§ **Task details**
Give the count of lines that include the string "JSON". Add nothing to it.

↓↓↓

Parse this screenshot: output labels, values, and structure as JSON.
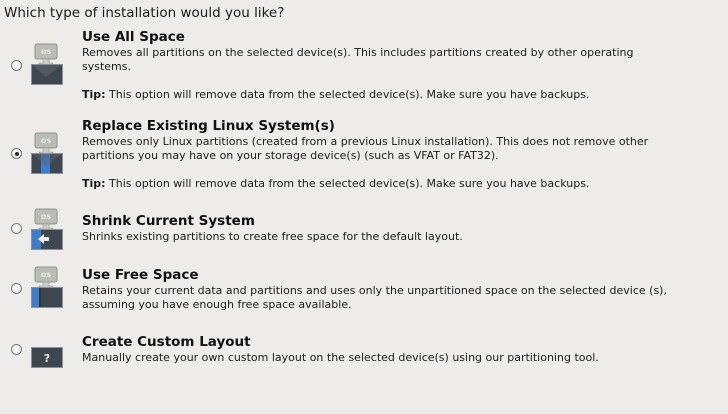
{
  "question": "Which type of installation would you like?",
  "options": [
    {
      "title": "Use All Space",
      "description": "Removes all partitions on the selected device(s).  This includes partitions created by other operating systems.",
      "tip_label": "Tip:",
      "tip_text": "This option will remove data from the selected device(s).  Make sure you have backups.",
      "selected": false,
      "icon": "drive-use-all-space-icon"
    },
    {
      "title": "Replace Existing Linux System(s)",
      "description": "Removes only Linux partitions (created from a previous Linux installation).  This does not remove other partitions you may have on your storage device(s) (such as VFAT or FAT32).",
      "tip_label": "Tip:",
      "tip_text": "This option will remove data from the selected device(s).  Make sure you have backups.",
      "selected": true,
      "icon": "drive-replace-linux-icon"
    },
    {
      "title": "Shrink Current System",
      "description": "Shrinks existing partitions to create free space for the default layout.",
      "selected": false,
      "icon": "drive-shrink-icon"
    },
    {
      "title": "Use Free Space",
      "description": "Retains your current data and partitions and uses only the unpartitioned space on the selected device (s), assuming you have enough free space available.",
      "selected": false,
      "icon": "drive-free-space-icon"
    },
    {
      "title": "Create Custom Layout",
      "description": "Manually create your own custom layout on the selected device(s) using our partitioning tool.",
      "selected": false,
      "icon": "drive-custom-layout-icon"
    }
  ],
  "icon_badge_text": "OS",
  "custom_icon_glyph": "?",
  "colors": {
    "background": "#edeceb",
    "drive_dark": "#3e4650",
    "drive_blue": "#3f7ccc",
    "badge": "#b9bdb6"
  }
}
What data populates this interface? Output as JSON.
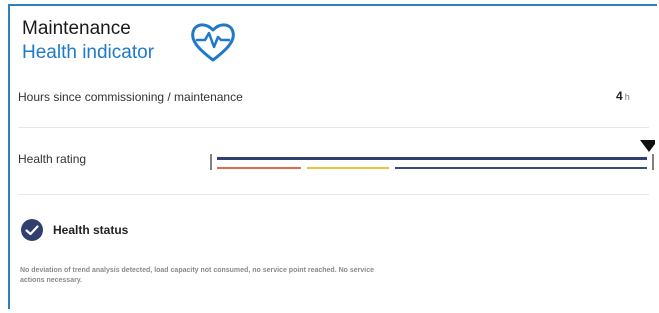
{
  "header": {
    "title": "Maintenance",
    "subtitle": "Health indicator",
    "icon": "heart-pulse-icon",
    "accent_color": "#1e7ac8"
  },
  "hours": {
    "label": "Hours since commissioning / maintenance",
    "value": "4",
    "unit": "h"
  },
  "health_rating": {
    "label": "Health rating",
    "level": 1.0,
    "bar_color": "#2f3f6f",
    "zone_colors": [
      "#e06a4a",
      "#f0c040",
      "#3a4a7a"
    ]
  },
  "health_status": {
    "icon": "check-circle-icon",
    "label": "Health status",
    "description": "No deviation of trend analysis detected, load capacity not consumed, no service point reached. No service actions necessary.",
    "icon_color": "#2f3f6f"
  }
}
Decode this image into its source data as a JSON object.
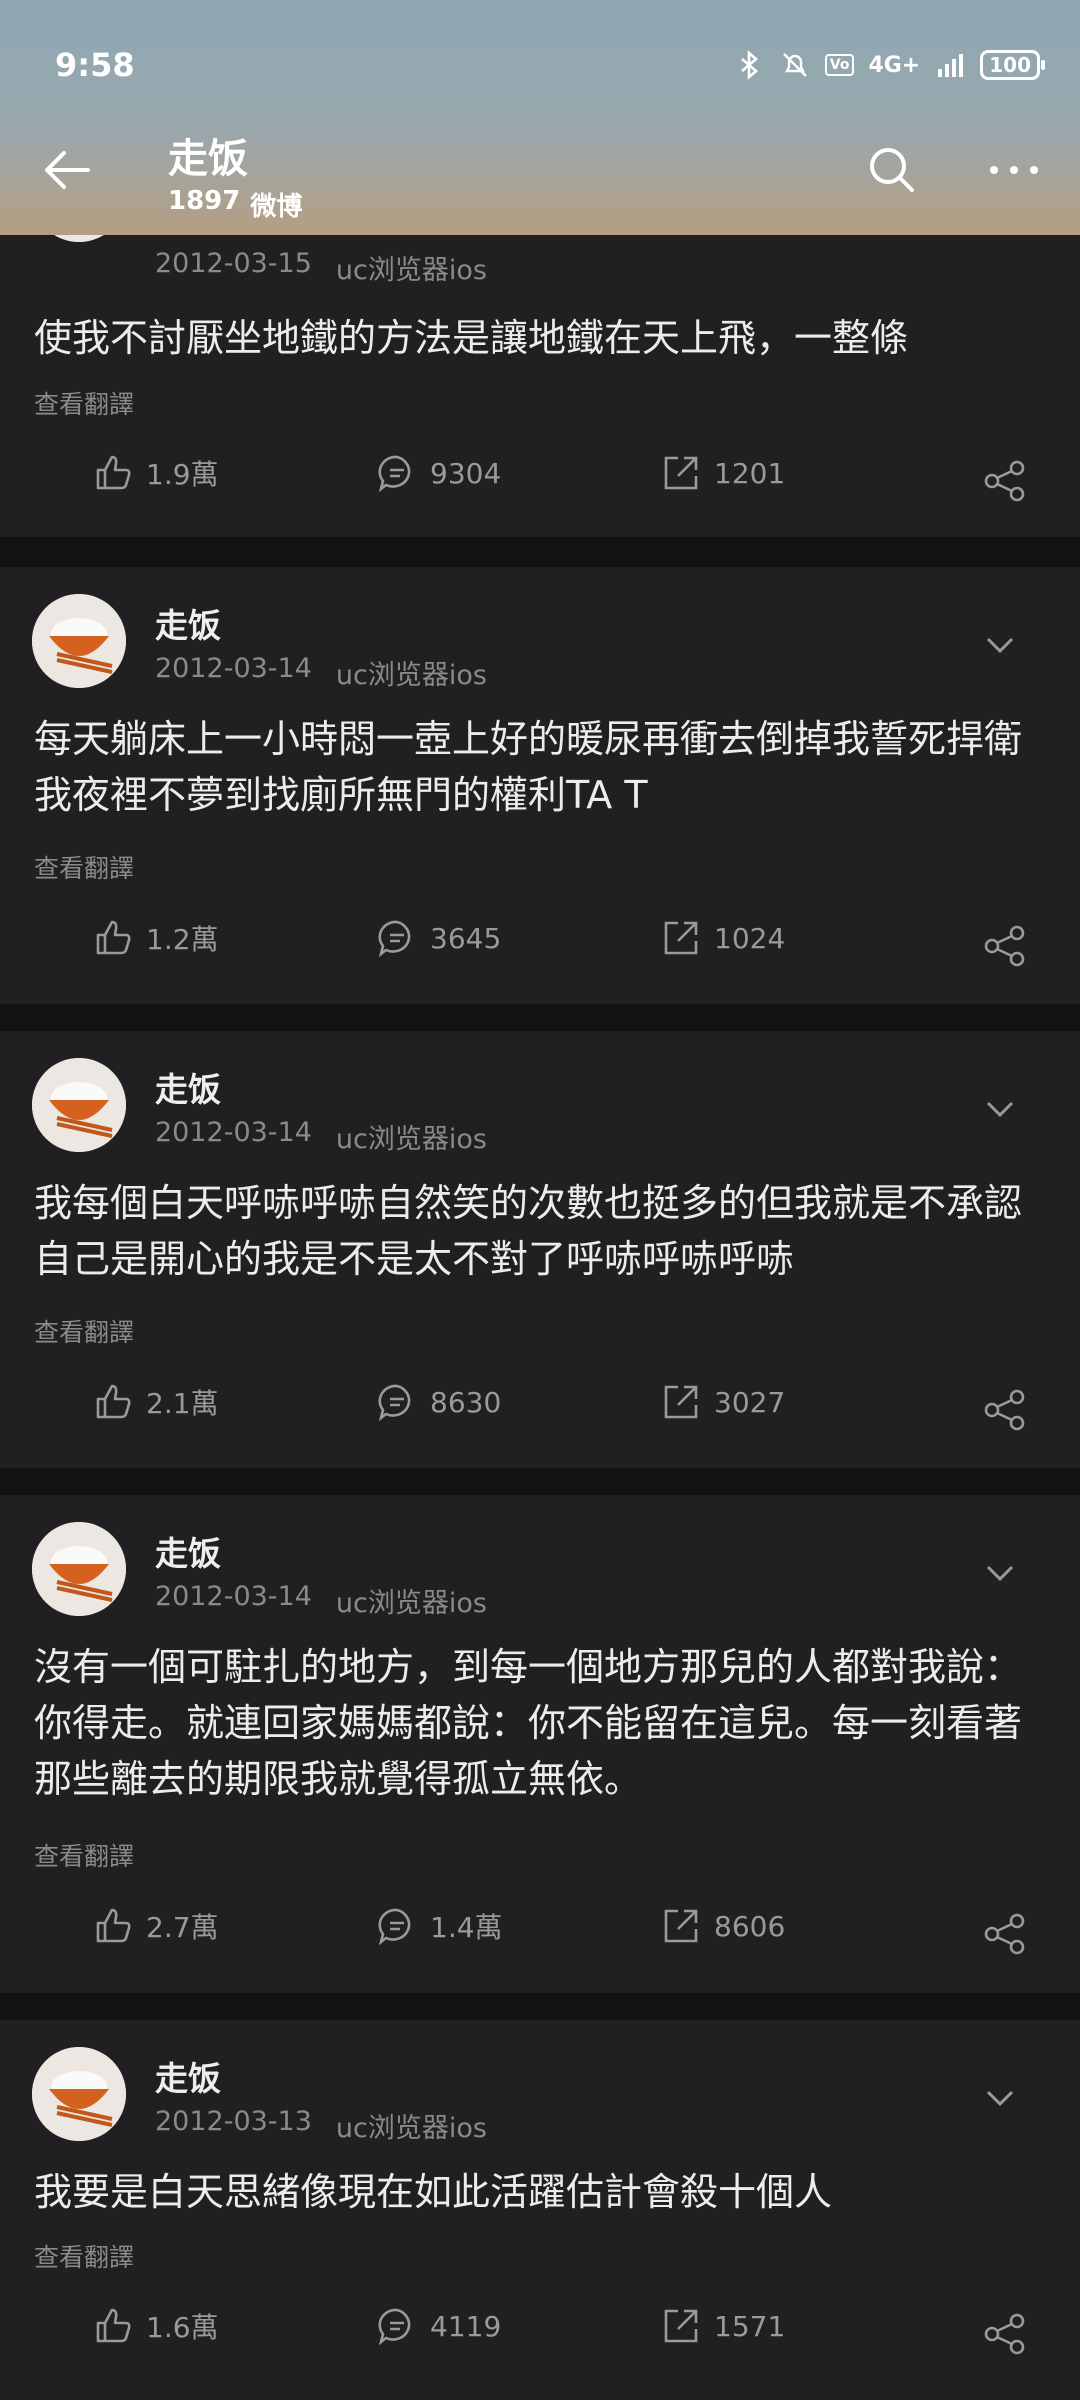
{
  "status": {
    "time": "9:58",
    "network": "4G+",
    "battery": "100"
  },
  "header": {
    "title": "走饭",
    "count": "1897",
    "count_label": "微博"
  },
  "posts": [
    {
      "author": "",
      "date": "2012-03-15",
      "source": "uc浏览器ios",
      "text": "使我不討厭坐地鐵的方法是讓地鐵在天上飛，一整條",
      "translate": "查看翻譯",
      "likes": "1.9萬",
      "comments": "9304",
      "reposts": "1201"
    },
    {
      "author": "走饭",
      "date": "2012-03-14",
      "source": "uc浏览器ios",
      "text": "每天躺床上一小時悶一壺上好的暖尿再衝去倒掉我誓死捍衛我夜裡不夢到找廁所無門的權利TA T",
      "translate": "查看翻譯",
      "likes": "1.2萬",
      "comments": "3645",
      "reposts": "1024"
    },
    {
      "author": "走饭",
      "date": "2012-03-14",
      "source": "uc浏览器ios",
      "text": "我每個白天呼哧呼哧自然笑的次數也挺多的但我就是不承認自己是開心的我是不是太不對了呼哧呼哧呼哧",
      "translate": "查看翻譯",
      "likes": "2.1萬",
      "comments": "8630",
      "reposts": "3027"
    },
    {
      "author": "走饭",
      "date": "2012-03-14",
      "source": "uc浏览器ios",
      "text": "沒有一個可駐扎的地方，到每一個地方那兒的人都對我說：你得走。就連回家媽媽都說：你不能留在這兒。每一刻看著那些離去的期限我就覺得孤立無依。",
      "translate": "查看翻譯",
      "likes": "2.7萬",
      "comments": "1.4萬",
      "reposts": "8606"
    },
    {
      "author": "走饭",
      "date": "2012-03-13",
      "source": "uc浏览器ios",
      "text": "我要是白天思緒像現在如此活躍估計會殺十個人",
      "translate": "查看翻譯",
      "likes": "1.6萬",
      "comments": "4119",
      "reposts": "1571"
    }
  ],
  "colors": {
    "background": "#121214",
    "card": "#202022",
    "muted": "#8a8a8d"
  }
}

↑↑↑

§ **Output**
3